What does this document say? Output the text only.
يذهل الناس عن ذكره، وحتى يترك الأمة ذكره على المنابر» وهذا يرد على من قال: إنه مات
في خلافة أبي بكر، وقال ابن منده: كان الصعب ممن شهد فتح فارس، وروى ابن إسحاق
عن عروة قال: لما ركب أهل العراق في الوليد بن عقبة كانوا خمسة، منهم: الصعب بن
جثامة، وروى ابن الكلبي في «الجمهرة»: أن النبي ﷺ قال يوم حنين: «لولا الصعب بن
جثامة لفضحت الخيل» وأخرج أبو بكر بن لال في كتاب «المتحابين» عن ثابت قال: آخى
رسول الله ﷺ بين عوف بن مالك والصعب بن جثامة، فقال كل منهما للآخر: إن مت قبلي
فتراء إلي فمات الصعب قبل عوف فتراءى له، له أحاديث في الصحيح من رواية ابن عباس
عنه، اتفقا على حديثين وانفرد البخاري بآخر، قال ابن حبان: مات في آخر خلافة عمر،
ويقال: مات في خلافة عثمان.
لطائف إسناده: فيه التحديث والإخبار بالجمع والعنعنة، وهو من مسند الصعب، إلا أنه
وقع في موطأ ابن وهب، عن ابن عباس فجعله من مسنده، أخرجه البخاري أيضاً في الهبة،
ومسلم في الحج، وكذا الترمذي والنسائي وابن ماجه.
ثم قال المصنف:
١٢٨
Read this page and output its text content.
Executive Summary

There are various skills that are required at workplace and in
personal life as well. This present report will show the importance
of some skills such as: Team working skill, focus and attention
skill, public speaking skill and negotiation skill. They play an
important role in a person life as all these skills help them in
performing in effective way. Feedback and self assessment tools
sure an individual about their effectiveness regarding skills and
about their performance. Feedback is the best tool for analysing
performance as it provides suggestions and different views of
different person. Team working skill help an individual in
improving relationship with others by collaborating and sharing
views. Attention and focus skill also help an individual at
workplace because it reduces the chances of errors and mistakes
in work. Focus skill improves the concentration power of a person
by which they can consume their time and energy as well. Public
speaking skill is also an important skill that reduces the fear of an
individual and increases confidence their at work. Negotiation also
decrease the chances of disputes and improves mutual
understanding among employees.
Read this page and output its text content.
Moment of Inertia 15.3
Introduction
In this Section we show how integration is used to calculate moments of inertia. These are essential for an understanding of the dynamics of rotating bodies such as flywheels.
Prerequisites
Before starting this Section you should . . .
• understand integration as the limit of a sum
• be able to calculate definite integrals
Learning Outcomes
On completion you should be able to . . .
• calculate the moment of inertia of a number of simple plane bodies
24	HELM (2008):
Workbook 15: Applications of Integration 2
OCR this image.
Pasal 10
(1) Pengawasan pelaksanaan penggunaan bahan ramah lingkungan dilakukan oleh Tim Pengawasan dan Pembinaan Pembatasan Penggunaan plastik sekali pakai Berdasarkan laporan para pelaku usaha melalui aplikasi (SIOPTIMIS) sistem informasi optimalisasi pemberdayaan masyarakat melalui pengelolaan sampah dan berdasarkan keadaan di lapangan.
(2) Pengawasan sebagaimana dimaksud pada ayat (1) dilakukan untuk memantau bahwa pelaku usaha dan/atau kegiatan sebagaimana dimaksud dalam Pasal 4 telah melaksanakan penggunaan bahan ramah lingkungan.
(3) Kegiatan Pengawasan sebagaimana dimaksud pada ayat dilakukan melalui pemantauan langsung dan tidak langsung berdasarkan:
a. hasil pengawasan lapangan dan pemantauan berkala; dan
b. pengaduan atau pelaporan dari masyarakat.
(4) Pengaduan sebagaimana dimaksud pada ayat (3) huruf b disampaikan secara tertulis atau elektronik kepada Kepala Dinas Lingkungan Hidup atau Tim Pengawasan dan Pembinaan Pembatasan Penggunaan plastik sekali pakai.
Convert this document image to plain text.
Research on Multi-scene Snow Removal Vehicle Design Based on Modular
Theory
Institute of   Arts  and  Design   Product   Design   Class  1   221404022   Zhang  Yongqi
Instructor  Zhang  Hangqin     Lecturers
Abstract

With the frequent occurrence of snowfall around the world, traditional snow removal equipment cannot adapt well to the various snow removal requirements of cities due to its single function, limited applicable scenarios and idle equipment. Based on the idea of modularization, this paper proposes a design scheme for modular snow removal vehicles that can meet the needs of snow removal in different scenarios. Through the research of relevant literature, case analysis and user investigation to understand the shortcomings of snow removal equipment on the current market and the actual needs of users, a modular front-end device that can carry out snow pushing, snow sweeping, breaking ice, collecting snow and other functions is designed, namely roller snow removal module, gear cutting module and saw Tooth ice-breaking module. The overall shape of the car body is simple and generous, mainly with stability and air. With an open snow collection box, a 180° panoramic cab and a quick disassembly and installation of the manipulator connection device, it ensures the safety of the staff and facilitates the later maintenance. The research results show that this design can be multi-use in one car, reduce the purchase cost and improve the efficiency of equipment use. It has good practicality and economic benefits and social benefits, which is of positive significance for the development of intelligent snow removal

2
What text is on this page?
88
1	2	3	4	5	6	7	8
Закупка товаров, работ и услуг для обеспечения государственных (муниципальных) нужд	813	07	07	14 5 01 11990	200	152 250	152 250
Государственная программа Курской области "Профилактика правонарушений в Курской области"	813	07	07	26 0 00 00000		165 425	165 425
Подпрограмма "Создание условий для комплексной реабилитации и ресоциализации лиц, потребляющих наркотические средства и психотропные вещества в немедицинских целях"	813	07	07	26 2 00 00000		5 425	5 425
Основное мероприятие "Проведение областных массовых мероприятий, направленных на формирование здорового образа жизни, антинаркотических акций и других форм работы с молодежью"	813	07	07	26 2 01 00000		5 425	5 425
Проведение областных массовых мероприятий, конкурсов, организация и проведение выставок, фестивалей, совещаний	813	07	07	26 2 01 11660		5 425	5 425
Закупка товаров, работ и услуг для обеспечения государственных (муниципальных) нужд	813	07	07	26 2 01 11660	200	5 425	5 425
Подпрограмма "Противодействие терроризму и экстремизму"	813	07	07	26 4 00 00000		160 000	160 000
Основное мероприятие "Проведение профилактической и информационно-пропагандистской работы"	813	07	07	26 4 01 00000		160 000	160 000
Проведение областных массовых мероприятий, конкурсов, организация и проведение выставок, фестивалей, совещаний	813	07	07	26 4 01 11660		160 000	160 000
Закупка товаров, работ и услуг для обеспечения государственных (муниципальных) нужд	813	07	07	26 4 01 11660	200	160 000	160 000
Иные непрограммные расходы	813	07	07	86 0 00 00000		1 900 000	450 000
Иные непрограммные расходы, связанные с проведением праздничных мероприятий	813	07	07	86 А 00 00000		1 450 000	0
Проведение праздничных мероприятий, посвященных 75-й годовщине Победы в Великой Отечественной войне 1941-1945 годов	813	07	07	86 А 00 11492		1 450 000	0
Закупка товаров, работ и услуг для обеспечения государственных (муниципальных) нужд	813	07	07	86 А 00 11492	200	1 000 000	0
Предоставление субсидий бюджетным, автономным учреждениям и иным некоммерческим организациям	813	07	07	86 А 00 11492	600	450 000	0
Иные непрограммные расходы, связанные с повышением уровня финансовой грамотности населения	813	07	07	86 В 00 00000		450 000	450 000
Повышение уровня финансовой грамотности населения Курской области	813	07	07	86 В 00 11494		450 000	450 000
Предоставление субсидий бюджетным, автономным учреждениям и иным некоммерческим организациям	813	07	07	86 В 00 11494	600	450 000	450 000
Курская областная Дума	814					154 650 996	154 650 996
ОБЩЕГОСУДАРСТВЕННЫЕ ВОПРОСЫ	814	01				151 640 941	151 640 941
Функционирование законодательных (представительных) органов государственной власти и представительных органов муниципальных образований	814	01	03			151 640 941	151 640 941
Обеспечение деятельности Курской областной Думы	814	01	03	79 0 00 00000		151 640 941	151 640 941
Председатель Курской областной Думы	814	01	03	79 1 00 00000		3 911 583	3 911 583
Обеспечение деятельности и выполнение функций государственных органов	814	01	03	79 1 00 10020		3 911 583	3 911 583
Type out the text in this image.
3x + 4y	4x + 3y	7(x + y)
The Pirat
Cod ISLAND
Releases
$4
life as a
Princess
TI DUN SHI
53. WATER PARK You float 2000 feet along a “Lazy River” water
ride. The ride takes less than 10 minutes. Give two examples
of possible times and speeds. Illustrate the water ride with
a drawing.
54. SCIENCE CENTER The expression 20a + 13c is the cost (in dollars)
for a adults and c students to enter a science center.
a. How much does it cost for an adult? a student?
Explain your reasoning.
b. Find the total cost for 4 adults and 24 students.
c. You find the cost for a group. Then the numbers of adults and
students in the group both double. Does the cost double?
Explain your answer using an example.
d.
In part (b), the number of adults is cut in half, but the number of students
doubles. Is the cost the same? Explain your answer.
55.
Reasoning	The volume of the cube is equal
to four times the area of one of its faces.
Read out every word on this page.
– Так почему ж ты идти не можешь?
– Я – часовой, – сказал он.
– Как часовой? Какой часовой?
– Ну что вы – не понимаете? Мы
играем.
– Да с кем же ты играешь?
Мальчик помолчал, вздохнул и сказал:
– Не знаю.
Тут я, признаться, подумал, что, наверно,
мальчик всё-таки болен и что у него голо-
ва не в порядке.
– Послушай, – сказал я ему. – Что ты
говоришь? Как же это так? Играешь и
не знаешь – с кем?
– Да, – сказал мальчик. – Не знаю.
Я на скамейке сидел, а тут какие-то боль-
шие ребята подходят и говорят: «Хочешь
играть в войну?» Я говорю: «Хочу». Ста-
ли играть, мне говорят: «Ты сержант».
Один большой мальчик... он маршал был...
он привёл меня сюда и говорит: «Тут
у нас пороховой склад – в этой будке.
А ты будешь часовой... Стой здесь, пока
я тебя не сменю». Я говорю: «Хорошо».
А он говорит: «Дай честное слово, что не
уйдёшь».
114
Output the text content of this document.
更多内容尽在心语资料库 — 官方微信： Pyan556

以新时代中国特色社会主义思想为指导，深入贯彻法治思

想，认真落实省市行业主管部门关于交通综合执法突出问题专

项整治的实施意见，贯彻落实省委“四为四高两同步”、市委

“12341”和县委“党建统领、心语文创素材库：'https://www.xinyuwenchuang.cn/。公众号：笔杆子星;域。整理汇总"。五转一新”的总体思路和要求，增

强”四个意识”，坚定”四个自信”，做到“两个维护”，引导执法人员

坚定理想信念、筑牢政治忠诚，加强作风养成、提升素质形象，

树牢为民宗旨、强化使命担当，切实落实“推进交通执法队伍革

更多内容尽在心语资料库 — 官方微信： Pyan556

→ Aim
Wherever the string "мероприятие" appears in the entries above, list that line.

→ Full response
Основное мероприятие "Проведение областных массовых мероприятий, направленных на формирование здорового образа жизни, антинаркотических акций и других форм работы с молодежью"	813	07	07	26 2 01 00000		5 425	5 425
Основное мероприятие "Проведение профилактической и информационно-пропагандистской работы"	813	07	07	26 4 01 00000		160 000	160 000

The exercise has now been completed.